RECORDS FOR PROCESSING
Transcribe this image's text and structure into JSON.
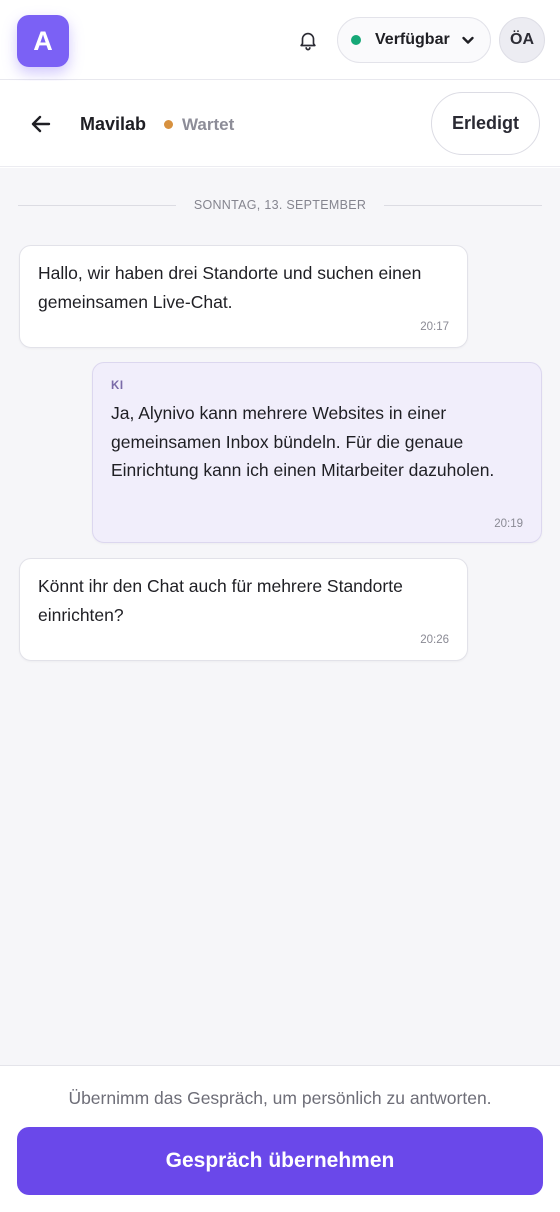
{
  "app": {
    "logo_letter": "A",
    "status": {
      "label": "Verfügbar",
      "color": "#16a877"
    },
    "avatar_initials": "ÖA"
  },
  "conversation": {
    "contact_name": "Mavilab",
    "state_label": "Wartet",
    "state_color": "#d7913f",
    "done_label": "Erledigt"
  },
  "thread": {
    "date_separator": "SONNTAG, 13. SEPTEMBER",
    "messages": [
      {
        "sender": "",
        "text": "Hallo, wir haben drei Standorte und suchen einen gemeinsamen Live-Chat.",
        "time": "20:17"
      },
      {
        "sender": "KI",
        "text": "Ja, Alynivo kann mehrere Websites in einer gemeinsamen Inbox bündeln. Für die genaue Einrichtung kann ich einen Mitarbeiter dazuholen.",
        "time": "20:19"
      },
      {
        "sender": "",
        "text": "Könnt ihr den Chat auch für mehrere Standorte einrichten?",
        "time": "20:26"
      }
    ]
  },
  "footer": {
    "hint": "Übernimm das Gespräch, um persönlich zu antworten.",
    "takeover_label": "Gespräch übernehmen"
  },
  "colors": {
    "accent": "#6a48ea",
    "logo": "#7b61f5",
    "ai_bubble": "#f1eefb"
  },
  "icons": [
    "bell-icon",
    "chevron-down-icon",
    "back-arrow-icon"
  ]
}
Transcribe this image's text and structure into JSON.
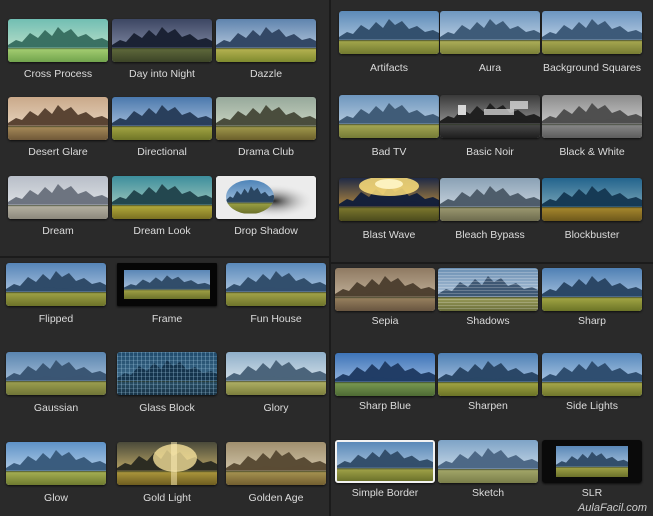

REQUIREMENTS
Pick out and copy every line that contains the word "Chat".

RESULT OF THE EXERCISE
        "text": "Hallo, wir haben drei Standorte und suchen einen gemeinsamen Live-Chat.",
        "text": "Könnt ihr den Chat auch für mehrere Standorte einrichten?",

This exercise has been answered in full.